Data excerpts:
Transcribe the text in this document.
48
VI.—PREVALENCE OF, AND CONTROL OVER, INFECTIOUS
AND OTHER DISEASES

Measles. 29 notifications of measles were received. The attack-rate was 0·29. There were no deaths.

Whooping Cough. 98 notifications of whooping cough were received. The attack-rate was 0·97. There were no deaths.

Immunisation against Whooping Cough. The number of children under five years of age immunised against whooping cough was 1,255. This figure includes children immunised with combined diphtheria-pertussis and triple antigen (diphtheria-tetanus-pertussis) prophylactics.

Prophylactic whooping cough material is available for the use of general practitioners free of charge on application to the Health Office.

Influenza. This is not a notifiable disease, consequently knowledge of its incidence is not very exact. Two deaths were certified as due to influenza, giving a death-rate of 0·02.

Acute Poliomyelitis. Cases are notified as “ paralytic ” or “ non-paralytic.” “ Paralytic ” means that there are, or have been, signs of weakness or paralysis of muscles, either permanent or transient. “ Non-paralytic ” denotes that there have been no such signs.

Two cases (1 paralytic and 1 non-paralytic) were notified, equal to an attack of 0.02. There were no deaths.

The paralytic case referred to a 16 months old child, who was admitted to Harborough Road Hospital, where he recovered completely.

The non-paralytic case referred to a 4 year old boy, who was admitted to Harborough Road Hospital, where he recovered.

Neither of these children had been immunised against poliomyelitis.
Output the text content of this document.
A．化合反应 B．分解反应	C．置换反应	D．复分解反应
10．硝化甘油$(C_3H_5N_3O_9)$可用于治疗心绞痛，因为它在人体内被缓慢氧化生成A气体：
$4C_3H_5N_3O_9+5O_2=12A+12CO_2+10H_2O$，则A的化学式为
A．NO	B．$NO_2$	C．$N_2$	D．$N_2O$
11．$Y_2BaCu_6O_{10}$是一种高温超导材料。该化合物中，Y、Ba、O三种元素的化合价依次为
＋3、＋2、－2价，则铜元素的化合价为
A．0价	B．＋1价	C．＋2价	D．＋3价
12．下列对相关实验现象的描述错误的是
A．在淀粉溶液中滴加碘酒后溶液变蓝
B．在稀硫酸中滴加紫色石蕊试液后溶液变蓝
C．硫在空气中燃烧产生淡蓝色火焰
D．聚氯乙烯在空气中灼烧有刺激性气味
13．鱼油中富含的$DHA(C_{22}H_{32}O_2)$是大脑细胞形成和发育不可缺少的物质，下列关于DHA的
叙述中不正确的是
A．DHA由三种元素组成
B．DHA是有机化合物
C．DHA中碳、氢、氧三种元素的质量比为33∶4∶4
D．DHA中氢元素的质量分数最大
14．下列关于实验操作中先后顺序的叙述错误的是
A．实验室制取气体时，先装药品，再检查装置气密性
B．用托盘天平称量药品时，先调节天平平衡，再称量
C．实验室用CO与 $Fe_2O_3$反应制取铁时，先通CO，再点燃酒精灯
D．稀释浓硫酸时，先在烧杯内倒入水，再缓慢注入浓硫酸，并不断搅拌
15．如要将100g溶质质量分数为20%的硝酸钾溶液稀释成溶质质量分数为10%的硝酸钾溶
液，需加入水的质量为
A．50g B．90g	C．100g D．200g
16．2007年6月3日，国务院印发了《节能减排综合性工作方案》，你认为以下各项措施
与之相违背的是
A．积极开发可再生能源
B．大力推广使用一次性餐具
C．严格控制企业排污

• **Goal of the exercise**
In the entries above, find every line with the word "were" and list it.

• **The response**
Measles. 29 notifications of measles were received. The attack-rate was 0·29. There were no deaths.
Whooping Cough. 98 notifications of whooping cough were received. The attack-rate was 0·97. There were no deaths.
Influenza. This is not a notifiable disease, consequently knowledge of its incidence is not very exact. Two deaths were certified as due to influenza, giving a death-rate of 0·02.
Two cases (1 paralytic and 1 non-paralytic) were notified, equal to an attack of 0.02. There were no deaths.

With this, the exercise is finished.